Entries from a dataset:
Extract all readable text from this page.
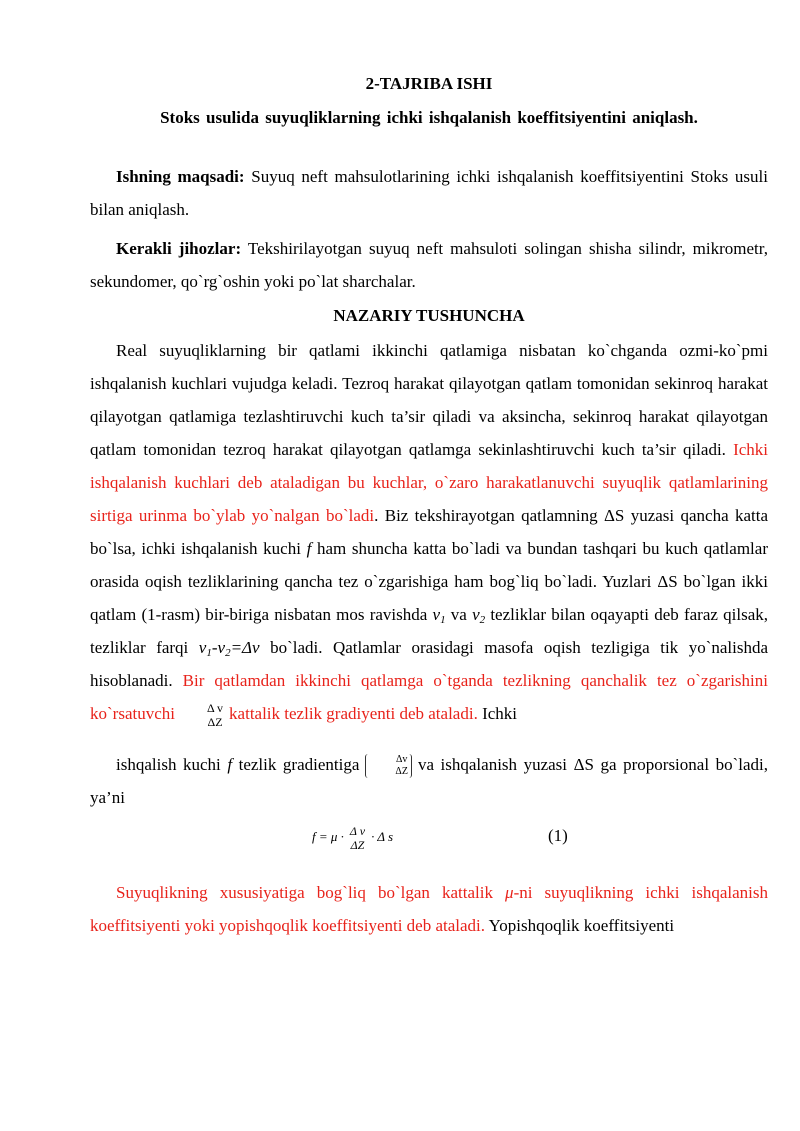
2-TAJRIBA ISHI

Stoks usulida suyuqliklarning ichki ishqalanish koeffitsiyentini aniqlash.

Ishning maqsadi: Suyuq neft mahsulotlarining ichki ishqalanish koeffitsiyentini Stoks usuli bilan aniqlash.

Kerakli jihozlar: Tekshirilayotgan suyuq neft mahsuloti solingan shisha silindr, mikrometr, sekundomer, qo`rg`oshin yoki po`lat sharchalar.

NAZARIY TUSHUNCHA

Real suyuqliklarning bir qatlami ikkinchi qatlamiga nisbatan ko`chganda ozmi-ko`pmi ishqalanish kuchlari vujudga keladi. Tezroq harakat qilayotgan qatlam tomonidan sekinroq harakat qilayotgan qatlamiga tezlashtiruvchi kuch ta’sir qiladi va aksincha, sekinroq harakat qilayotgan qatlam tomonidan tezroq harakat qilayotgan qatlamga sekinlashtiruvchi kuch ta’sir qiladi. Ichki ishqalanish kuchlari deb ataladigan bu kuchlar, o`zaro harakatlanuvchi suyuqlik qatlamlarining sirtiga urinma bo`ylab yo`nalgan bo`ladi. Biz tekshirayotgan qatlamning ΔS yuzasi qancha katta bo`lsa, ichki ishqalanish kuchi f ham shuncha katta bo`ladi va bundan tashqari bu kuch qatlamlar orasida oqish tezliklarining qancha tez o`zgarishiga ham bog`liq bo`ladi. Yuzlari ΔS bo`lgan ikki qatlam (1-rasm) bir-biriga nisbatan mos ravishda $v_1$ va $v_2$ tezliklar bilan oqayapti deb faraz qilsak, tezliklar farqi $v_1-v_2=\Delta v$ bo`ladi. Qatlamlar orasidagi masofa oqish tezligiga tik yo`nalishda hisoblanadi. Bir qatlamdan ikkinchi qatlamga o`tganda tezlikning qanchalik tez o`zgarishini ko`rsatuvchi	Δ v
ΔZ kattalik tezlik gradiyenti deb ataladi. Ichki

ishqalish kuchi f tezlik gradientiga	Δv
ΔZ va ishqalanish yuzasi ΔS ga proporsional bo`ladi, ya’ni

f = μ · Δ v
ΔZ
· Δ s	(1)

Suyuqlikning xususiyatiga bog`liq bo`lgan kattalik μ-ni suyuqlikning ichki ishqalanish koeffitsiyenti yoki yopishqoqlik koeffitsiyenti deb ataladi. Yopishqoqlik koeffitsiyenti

SHORT TASK:
Give back the entries verbatim. Do not include any picture.

EXERCISE SOLUTION:
Extract all readable text from this page.
2-TAJRIBA ISHI

Stoks usulida suyuqliklarning ichki ishqalanish koeffitsiyentini aniqlash.

Ishning maqsadi: Suyuq neft mahsulotlarining ichki ishqalanish koeffitsiyentini Stoks usuli bilan aniqlash.

Kerakli jihozlar: Tekshirilayotgan suyuq neft mahsuloti solingan shisha silindr, mikrometr, sekundomer, qo`rg`oshin yoki po`lat sharchalar.

NAZARIY TUSHUNCHA

Real suyuqliklarning bir qatlami ikkinchi qatlamiga nisbatan ko`chganda ozmi-ko`pmi ishqalanish kuchlari vujudga keladi. Tezroq harakat qilayotgan qatlam tomonidan sekinroq harakat qilayotgan qatlamiga tezlashtiruvchi kuch ta’sir qiladi va aksincha, sekinroq harakat qilayotgan qatlam tomonidan tezroq harakat qilayotgan qatlamga sekinlashtiruvchi kuch ta’sir qiladi. Ichki ishqalanish kuchlari deb ataladigan bu kuchlar, o`zaro harakatlanuvchi suyuqlik qatlamlarining sirtiga urinma bo`ylab yo`nalgan bo`ladi. Biz tekshirayotgan qatlamning ΔS yuzasi qancha katta bo`lsa, ichki ishqalanish kuchi f ham shuncha katta bo`ladi va bundan tashqari bu kuch qatlamlar orasida oqish tezliklarining qancha tez o`zgarishiga ham bog`liq bo`ladi. Yuzlari ΔS bo`lgan ikki qatlam (1-rasm) bir-biriga nisbatan mos ravishda $v_1$ va $v_2$ tezliklar bilan oqayapti deb faraz qilsak, tezliklar farqi $v_1-v_2=\Delta v$ bo`ladi. Qatlamlar orasidagi masofa oqish tezligiga tik yo`nalishda hisoblanadi. Bir qatlamdan ikkinchi qatlamga o`tganda tezlikning qanchalik tez o`zgarishini ko`rsatuvchi	Δ v
ΔZ kattalik tezlik gradiyenti deb ataladi. Ichki

ishqalish kuchi f tezlik gradientiga	Δv
ΔZ va ishqalanish yuzasi ΔS ga proporsional bo`ladi, ya’ni

f = μ · Δ v
ΔZ
· Δ s	(1)

Suyuqlikning xususiyatiga bog`liq bo`lgan kattalik μ-ni suyuqlikning ichki ishqalanish koeffitsiyenti yoki yopishqoqlik koeffitsiyenti deb ataladi. Yopishqoqlik koeffitsiyenti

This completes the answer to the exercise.